§ GIVEN REQUEST: Please pull out every line that includes the string "pound".
━━━━━━
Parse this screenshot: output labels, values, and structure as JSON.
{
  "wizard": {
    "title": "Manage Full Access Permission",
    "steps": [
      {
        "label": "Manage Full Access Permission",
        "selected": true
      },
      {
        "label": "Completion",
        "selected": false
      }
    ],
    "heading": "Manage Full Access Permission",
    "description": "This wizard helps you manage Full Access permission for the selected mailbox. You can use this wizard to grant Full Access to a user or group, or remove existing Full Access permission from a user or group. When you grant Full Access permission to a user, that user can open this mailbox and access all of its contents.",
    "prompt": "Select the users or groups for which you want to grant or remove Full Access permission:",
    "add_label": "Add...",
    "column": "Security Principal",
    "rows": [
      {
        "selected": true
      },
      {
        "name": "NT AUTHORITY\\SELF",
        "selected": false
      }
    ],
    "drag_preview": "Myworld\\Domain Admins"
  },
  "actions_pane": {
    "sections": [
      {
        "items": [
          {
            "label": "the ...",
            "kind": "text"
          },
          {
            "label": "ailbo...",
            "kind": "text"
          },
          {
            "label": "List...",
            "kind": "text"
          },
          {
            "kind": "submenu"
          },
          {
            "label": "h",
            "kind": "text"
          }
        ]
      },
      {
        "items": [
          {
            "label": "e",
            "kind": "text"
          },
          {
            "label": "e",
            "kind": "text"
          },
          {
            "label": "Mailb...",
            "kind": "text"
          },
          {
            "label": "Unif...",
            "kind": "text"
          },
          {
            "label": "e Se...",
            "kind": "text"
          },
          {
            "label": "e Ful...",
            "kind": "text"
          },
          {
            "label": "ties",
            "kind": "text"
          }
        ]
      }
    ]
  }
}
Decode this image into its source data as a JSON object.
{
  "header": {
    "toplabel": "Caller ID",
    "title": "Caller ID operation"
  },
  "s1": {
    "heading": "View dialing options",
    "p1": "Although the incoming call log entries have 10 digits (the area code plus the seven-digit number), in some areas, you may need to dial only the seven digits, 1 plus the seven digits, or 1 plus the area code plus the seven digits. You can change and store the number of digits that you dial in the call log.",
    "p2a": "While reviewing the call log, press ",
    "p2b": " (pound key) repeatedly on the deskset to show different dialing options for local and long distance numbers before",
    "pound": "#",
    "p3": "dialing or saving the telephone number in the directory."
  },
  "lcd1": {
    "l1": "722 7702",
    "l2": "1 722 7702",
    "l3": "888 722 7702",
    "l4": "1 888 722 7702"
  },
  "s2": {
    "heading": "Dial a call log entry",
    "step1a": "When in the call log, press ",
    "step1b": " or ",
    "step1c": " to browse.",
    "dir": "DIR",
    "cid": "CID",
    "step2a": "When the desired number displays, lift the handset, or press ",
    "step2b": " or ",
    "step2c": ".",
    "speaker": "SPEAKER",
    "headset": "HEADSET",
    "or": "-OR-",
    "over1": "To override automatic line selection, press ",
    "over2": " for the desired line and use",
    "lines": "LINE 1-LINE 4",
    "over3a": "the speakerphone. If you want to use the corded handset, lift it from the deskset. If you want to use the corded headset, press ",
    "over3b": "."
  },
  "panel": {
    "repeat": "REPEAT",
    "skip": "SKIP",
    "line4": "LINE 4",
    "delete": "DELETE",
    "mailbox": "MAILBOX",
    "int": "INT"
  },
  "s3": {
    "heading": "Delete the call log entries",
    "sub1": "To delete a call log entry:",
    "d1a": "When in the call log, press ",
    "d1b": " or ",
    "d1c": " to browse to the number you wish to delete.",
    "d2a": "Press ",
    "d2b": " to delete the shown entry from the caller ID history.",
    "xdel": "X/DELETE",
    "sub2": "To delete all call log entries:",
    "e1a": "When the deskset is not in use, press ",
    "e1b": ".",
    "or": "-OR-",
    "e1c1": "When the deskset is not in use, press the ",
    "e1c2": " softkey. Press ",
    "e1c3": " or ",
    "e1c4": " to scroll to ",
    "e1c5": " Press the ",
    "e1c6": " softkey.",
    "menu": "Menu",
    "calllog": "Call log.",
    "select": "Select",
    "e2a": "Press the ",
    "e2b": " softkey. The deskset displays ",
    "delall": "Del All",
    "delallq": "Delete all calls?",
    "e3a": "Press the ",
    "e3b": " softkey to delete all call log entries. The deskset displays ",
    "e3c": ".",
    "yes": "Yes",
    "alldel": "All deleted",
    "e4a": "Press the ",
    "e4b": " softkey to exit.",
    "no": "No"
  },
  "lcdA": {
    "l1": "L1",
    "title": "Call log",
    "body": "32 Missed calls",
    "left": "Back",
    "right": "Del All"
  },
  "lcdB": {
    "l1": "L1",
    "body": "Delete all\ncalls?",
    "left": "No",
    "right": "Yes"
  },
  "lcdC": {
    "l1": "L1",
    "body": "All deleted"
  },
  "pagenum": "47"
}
━━━━━━
§ EXPECTED OUTPUT:
    "p2b": " (pound key) repeatedly on the deskset to show different dialing options for local and long distance numbers before",
    "pound": "#",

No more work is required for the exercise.